▶ **Extract to read**:
Re: new strsplit function

octave-maintainers
[Date Prev][Date Next][Thread Prev][Thread Next][Date Index][Thread Index]
Re: new strsplit function

From:	Ben Abbott
Subject:	Re: new strsplit function
Date:	Sat, 20 Apr 2013 16:49:04 -0400
On Apr 20, 2013, at 3:51 PM, Philip Nienhuis wrote:

> Ben Abbott wrote:
>> On Apr 3, 2013, at 8:44 AM, Ben Abbott wrote:
>> 
>>> On Apr 2, 2013, at 11:42 PM, John W. Eaton wrote:
>>> 
>>>> On 04/02/2013 07:40 PM, Ben Abbott wrote:
>>>> 
>>>>> On Apr 2, 2013, at 6:35 PM, Carnë Draug wrote:
>>>>> 
>>>>>> On 2 April 2013 18:04, Ben Abbott<address@hidden>   wrote:
>>>>>> 
>>>>>>> On Apr 2, 2013, at 12:00 PM, Carnë Draug wrote:
>>>>>>> 
>>>>>>>> On 2 April 2013 13:02, Ben Abbott<address@hidden>   wrote:
>>>>>>>>> I've added a "conventional" to the possible delimitertypes, and 
>>>>>>>>> selected this as the default when all delimiters are scalar 
>>>>>>>>> characters. I've also enabled 2D character array inputs. The 
>>>>>>>>> following replacements may be made into OF, and Octave core, to use 
>>>>>>>>> Jaroslav's implementation.  A changeset to core to use these 
>>>>>>>>> substitutions will also be needed.
>>>>>>>>> 
>>>>>>>>> - strsplit (str, del)
>>>>>>>>> + strsplit (str, del, "collapsedelimiters", false, "delimitertype", 
>>>>>>>>> "conventional")
>>>>>>>>> 
>>>>>>>>> - strsplit (str, del, false)

▶ **Data extract**:
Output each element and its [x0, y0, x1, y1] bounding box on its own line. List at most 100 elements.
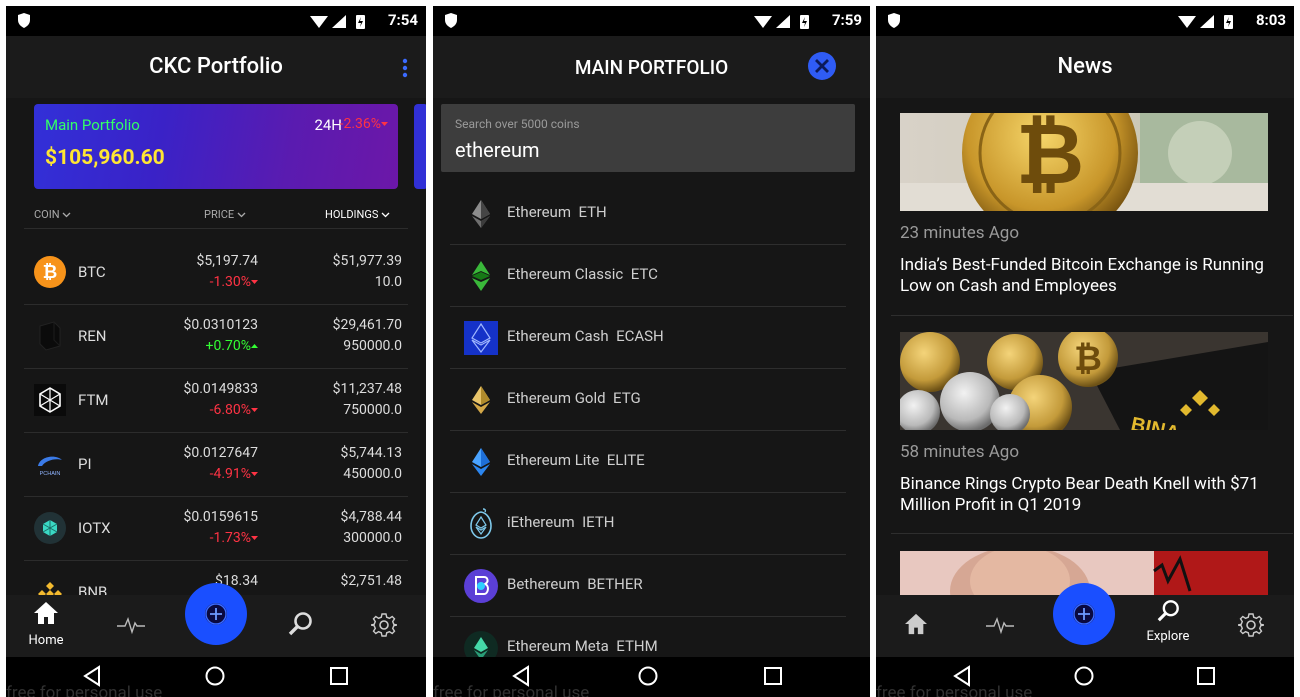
- nav-settings[interactable]: [1221, 595, 1281, 657]
- nav-home[interactable]: [886, 595, 946, 657]
- shield-icon: [18, 13, 30, 28]
- result-name: Ethereum: [507, 203, 571, 221]
- result-ethereum[interactable]: Ethereum ETH: [450, 183, 846, 245]
- coin-row-pi[interactable]: PCHAIN PI $0.0127647 -4.91% $5,744.13 45…: [24, 432, 408, 497]
- coins-binance-image: ₿ BINA: [900, 332, 1268, 430]
- portfolio-change-value: -2.36%: [339, 116, 381, 132]
- price-column-header[interactable]: PRICE: [204, 208, 246, 221]
- coin-change-value: -1.30%: [209, 274, 251, 290]
- caret-down-icon: [251, 280, 258, 285]
- bottom-nav: Explore: [876, 583, 1294, 657]
- coin-change-value: -4.91%: [209, 466, 251, 482]
- caret-up-icon: [251, 344, 258, 349]
- page-title: MAIN PORTFOLIO: [574, 56, 729, 79]
- recents-icon[interactable]: [1196, 665, 1216, 687]
- article-headline[interactable]: Binance Rings Crypto Bear Death Knell wi…: [900, 474, 1284, 516]
- holding-quantity: 10.0: [374, 274, 402, 290]
- news-screen: 8:03 News ₿ 23 minutes Ago India’s Best-…: [876, 6, 1294, 697]
- result-ethereum-lite[interactable]: Ethereum Lite ELITE: [450, 431, 846, 493]
- home-circle-icon[interactable]: [637, 665, 659, 687]
- app-bar: CKC Portfolio: [6, 36, 426, 98]
- nav-activity[interactable]: [101, 595, 161, 657]
- article-image-binance[interactable]: ₿ BINA: [900, 332, 1268, 430]
- coin-price: $0.0127647: [183, 445, 258, 461]
- status-bar: 8:03: [876, 6, 1294, 36]
- search-icon: [288, 612, 312, 636]
- result-symbol: ETH: [578, 203, 607, 221]
- coin-row-iotx[interactable]: IOTX $0.0159615 -1.73% $4,788.44 300000.…: [24, 496, 408, 561]
- coin-row-ftm[interactable]: FTM $0.0149833 -6.80% $11,237.48 750000.…: [24, 368, 408, 433]
- coin-column-header[interactable]: COIN: [34, 208, 71, 221]
- result-ethereum-cash[interactable]: Ethereum Cash ECASH: [450, 307, 846, 369]
- home-icon: [905, 613, 927, 635]
- status-bar: 7:54: [6, 6, 426, 36]
- article-image-bitcoin[interactable]: ₿: [900, 113, 1268, 211]
- coin-change-value: -1.73%: [209, 530, 251, 546]
- nav-explore[interactable]: Explore: [1138, 595, 1198, 657]
- bitcoin-icon: ₿: [34, 256, 66, 288]
- home-circle-icon[interactable]: [204, 665, 226, 687]
- result-ethereum-classic[interactable]: Ethereum Classic ETC: [450, 245, 846, 307]
- portfolio-change: -2.36%: [340, 116, 388, 132]
- holding-value: $29,461.70: [332, 317, 402, 333]
- watermark: free for personal use: [876, 683, 1033, 697]
- svg-text:₿: ₿: [43, 262, 58, 282]
- chevron-down-icon: [237, 212, 246, 218]
- caret-down-icon: [251, 408, 258, 413]
- next-portfolio-card[interactable]: [414, 104, 426, 189]
- nav-search[interactable]: [270, 595, 330, 657]
- shield-icon: [888, 13, 900, 28]
- add-coin-button[interactable]: [185, 583, 247, 645]
- coin-symbol: PI: [78, 455, 92, 473]
- caret-down-icon: [251, 472, 258, 477]
- holdings-column-header[interactable]: HOLDINGS: [325, 208, 390, 221]
- search-input[interactable]: Search over 5000 coins ethereum: [441, 104, 855, 172]
- svg-text:₿: ₿: [1016, 113, 1084, 201]
- pulse-icon: [117, 616, 145, 635]
- nav-activity[interactable]: [970, 595, 1030, 657]
- portfolio-value: $105,960.60: [45, 146, 165, 170]
- result-iethereum[interactable]: iEthereum IETH: [450, 493, 846, 555]
- app-bar: MAIN PORTFOLIO: [433, 36, 870, 98]
- system-nav-bar: free for personal use: [6, 657, 426, 697]
- coin-price: $5,197.74: [196, 253, 258, 269]
- pulse-icon: [986, 616, 1014, 635]
- result-ethereum-gold[interactable]: Ethereum Gold ETG: [450, 369, 846, 431]
- add-coin-button[interactable]: [1053, 583, 1115, 645]
- gear-icon: [1238, 613, 1264, 637]
- price-column-label: PRICE: [204, 208, 235, 221]
- result-label: Ethereum Classic ETC: [507, 265, 658, 283]
- result-label: Ethereum ETH: [507, 203, 607, 221]
- nav-home[interactable]: Home: [16, 595, 76, 657]
- result-symbol: BETHER: [587, 575, 643, 593]
- portfolio-card[interactable]: Main Portfolio $105,960.60 24H -2.36%: [34, 104, 398, 189]
- ethereum-gold-icon: [472, 386, 490, 414]
- close-button[interactable]: [808, 52, 836, 80]
- recents-icon[interactable]: [329, 665, 349, 687]
- result-symbol: ETHM: [616, 637, 658, 655]
- article-time: 23 minutes Ago: [900, 223, 1020, 243]
- system-nav-bar: free for personal use: [876, 657, 1294, 697]
- result-symbol: ETC: [630, 265, 658, 283]
- app-bar: News: [876, 36, 1294, 98]
- article-headline[interactable]: India’s Best-Funded Bitcoin Exchange is …: [900, 255, 1284, 297]
- chevron-down-icon: [62, 212, 71, 218]
- more-menu-icon[interactable]: [402, 58, 408, 78]
- recents-icon[interactable]: [763, 665, 783, 687]
- coin-row-btc[interactable]: ₿ BTC $5,197.74 -1.30% $51,977.39 10.0: [24, 240, 408, 305]
- holding-quantity: 750000.0: [343, 402, 402, 418]
- search-query: ethereum: [455, 138, 540, 162]
- home-circle-icon[interactable]: [1073, 665, 1095, 687]
- system-nav-bar: free for personal use: [433, 657, 870, 697]
- result-name: Bethereum: [507, 575, 580, 593]
- result-name: iEthereum: [507, 513, 575, 531]
- coin-row-ren[interactable]: REN $0.0310123 +0.70% $29,461.70 950000.…: [24, 304, 408, 369]
- nav-settings[interactable]: [354, 595, 414, 657]
- fantom-icon: [34, 384, 66, 416]
- ethereum-icon: [472, 200, 490, 228]
- portfolio-name: Main Portfolio: [45, 116, 140, 134]
- result-bethereum[interactable]: Bethereum BETHER: [450, 555, 846, 617]
- holding-value: $4,788.44: [340, 509, 402, 525]
- coin-price: $0.0149833: [183, 381, 258, 397]
- add-circle-icon: [205, 603, 227, 625]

▶ **Required work**: Write the next lines of the mailing-list thread about the new strsplit function, picking up right after its last line. You won't need the items for this.

▶ **Response for this exercise**:
>>>>>>>>> + strsplit (str, del, "collapsedelimiters", false, "delimitertype", 
>>>>>>>>> "conventional")
>>>>>>>>> 
>>>>>>>>> - strsplit (str, del, true)
>>>>>>>>> + strsplit (str, del, "collapsedelimiters", true, "delimitertype", 
>>>>>>>>> "conventional")
>>>>>>>> 
>>>>>>>> That means that OF packages with this change, will only work after 3.8
>>>>>>>> being released, and the ones without the change will stop working once
>>>>>>>> 3.8 is released, so the releases would have to be timed.
>>>>>>>> 
>>>>>>>> Instead, I propose we add the old strsplit in the private directory of
>>>>>>>> each package. Then, once 3.8 gets released, we can remove them and
>>>>>>>> make the change as each package gets re-released.
>>>>>>> 
>>>>>>> That's a good idea!
>>>>>> 
>>>>>> I have just made the change on revision 11779. I have also created a
>>>>>> new task on the trackers https://savannah.gnu.org/task/index.php?12561
>>>>>> so we don't forget what packages got affected.
>>>>>> 
>>>>>> Finally, geometry and mechanics package need to be fixed some other
>>>>>> way since they make use of it on PKG_DEL and PKD_ADD scripts.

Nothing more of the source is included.